Look through the listing and locate every line containing the word "alerts"; copy those lines.
------ The records ------
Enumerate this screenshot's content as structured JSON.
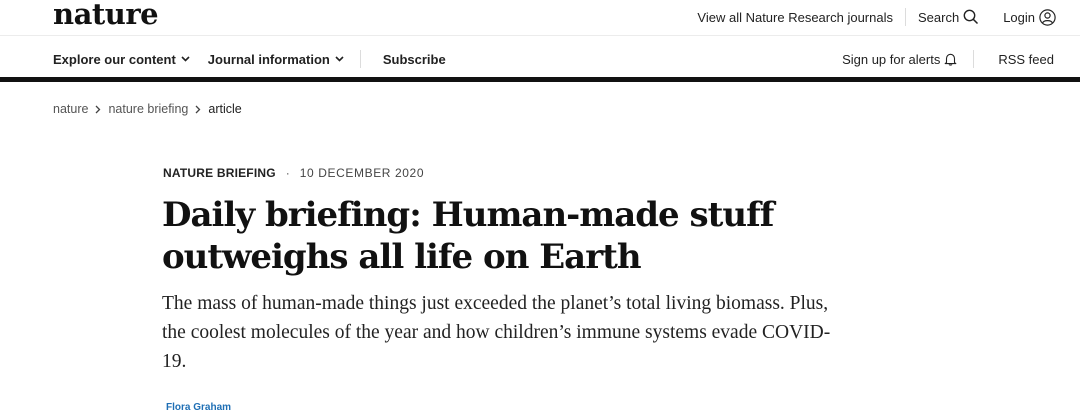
{
  "header": {
    "logo": "nature",
    "links": {
      "journals": "View all Nature Research journals",
      "search": "Search",
      "login": "Login"
    }
  },
  "nav": {
    "explore": "Explore our content",
    "journal_info": "Journal information",
    "subscribe": "Subscribe",
    "alerts": "Sign up for alerts",
    "rss": "RSS feed"
  },
  "breadcrumb": [
    "nature",
    "nature briefing",
    "article"
  ],
  "article": {
    "type": "NATURE BRIEFING",
    "separator": "·",
    "date": "10 DECEMBER 2020",
    "title_line1": "Daily briefing: Human-made stuff",
    "title_line2": "outweighs all life on Earth",
    "standfirst": "The mass of human-made things just exceeded the planet’s total living biomass. Plus, the coolest molecules of the year and how children’s immune systems evade COVID-19.",
    "author": "Flora Graham"
  },
  "icons": {
    "search": "search-icon",
    "login": "user-circle-icon",
    "alerts": "bell-icon",
    "chevron": "chevron-down-icon",
    "breadcrumb_sep": "chevron-right-icon"
  }
}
------
*Completed task:*
    "alerts": "Sign up for alerts",
    "alerts": "bell-icon",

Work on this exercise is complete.